# start of MATERIAL

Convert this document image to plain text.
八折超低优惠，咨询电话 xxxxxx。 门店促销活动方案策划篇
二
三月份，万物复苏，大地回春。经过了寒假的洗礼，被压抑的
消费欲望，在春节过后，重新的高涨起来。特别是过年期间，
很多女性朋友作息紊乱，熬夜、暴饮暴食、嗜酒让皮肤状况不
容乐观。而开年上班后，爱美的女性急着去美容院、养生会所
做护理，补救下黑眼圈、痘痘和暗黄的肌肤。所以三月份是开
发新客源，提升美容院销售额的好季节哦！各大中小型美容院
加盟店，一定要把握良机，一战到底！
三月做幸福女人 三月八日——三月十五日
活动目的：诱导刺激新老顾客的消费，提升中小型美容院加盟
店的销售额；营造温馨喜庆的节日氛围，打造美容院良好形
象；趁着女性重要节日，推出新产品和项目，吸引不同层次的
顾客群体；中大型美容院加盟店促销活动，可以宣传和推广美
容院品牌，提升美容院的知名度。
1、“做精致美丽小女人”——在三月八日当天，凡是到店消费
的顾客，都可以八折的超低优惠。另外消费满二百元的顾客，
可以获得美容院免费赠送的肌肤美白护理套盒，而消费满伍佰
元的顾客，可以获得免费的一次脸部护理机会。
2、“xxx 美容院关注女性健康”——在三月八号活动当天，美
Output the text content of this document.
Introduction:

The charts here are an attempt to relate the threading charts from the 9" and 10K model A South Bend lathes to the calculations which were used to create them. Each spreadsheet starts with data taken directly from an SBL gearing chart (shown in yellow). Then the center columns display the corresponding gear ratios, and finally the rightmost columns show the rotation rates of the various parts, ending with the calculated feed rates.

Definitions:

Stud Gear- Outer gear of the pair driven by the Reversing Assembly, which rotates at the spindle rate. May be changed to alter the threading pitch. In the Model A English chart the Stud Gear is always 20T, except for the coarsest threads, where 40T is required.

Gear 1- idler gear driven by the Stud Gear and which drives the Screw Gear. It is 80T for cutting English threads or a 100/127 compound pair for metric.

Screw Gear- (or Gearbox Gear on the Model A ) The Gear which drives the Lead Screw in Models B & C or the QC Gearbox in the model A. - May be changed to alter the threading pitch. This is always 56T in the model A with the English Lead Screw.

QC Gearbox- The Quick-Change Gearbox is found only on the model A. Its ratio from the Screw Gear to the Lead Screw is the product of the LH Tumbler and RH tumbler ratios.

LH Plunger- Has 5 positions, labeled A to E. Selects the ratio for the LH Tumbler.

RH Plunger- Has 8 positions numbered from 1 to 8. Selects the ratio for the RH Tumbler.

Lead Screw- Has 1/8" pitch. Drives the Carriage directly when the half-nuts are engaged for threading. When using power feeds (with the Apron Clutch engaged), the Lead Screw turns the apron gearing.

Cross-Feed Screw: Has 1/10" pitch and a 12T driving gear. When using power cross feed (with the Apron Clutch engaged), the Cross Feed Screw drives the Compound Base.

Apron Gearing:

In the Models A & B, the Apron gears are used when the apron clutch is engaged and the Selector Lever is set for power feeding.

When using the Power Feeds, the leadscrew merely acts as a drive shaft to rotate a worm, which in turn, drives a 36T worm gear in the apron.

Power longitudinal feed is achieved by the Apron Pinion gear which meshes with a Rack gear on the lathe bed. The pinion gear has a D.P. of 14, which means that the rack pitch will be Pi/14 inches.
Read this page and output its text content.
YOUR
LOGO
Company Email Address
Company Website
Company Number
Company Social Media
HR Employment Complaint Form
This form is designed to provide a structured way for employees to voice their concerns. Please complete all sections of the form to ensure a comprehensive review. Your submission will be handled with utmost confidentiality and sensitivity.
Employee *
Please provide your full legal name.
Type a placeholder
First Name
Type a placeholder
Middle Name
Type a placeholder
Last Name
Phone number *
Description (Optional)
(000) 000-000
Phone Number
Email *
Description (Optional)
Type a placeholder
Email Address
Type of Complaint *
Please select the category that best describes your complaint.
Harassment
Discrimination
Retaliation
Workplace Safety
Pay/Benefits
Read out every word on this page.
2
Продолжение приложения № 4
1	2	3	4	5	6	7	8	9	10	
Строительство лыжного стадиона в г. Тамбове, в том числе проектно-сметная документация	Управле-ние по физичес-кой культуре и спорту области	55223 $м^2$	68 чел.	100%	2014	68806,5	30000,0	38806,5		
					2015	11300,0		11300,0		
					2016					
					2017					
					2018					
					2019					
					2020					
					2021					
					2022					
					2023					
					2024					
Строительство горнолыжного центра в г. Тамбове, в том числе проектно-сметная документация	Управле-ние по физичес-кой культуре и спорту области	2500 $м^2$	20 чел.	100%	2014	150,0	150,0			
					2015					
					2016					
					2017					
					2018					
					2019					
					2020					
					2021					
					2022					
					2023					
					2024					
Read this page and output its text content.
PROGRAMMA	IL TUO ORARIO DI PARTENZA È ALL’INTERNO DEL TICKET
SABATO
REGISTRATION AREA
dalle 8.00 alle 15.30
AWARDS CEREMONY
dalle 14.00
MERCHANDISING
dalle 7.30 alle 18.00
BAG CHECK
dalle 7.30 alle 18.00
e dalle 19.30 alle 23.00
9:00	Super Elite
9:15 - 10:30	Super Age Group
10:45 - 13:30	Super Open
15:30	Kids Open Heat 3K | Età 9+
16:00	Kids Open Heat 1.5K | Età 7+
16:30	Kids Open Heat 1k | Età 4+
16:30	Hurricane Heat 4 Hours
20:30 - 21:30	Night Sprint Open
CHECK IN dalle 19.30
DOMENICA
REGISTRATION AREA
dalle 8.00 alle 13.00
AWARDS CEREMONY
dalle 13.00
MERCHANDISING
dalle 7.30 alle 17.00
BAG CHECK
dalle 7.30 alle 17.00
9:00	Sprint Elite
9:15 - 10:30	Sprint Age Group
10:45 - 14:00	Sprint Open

# end of MATERIAL

■ **GOAL**
Among the lines of the material above, how many include the string "числе"? Report only that number.

■ **RESULT OF THE EXERCISE**
2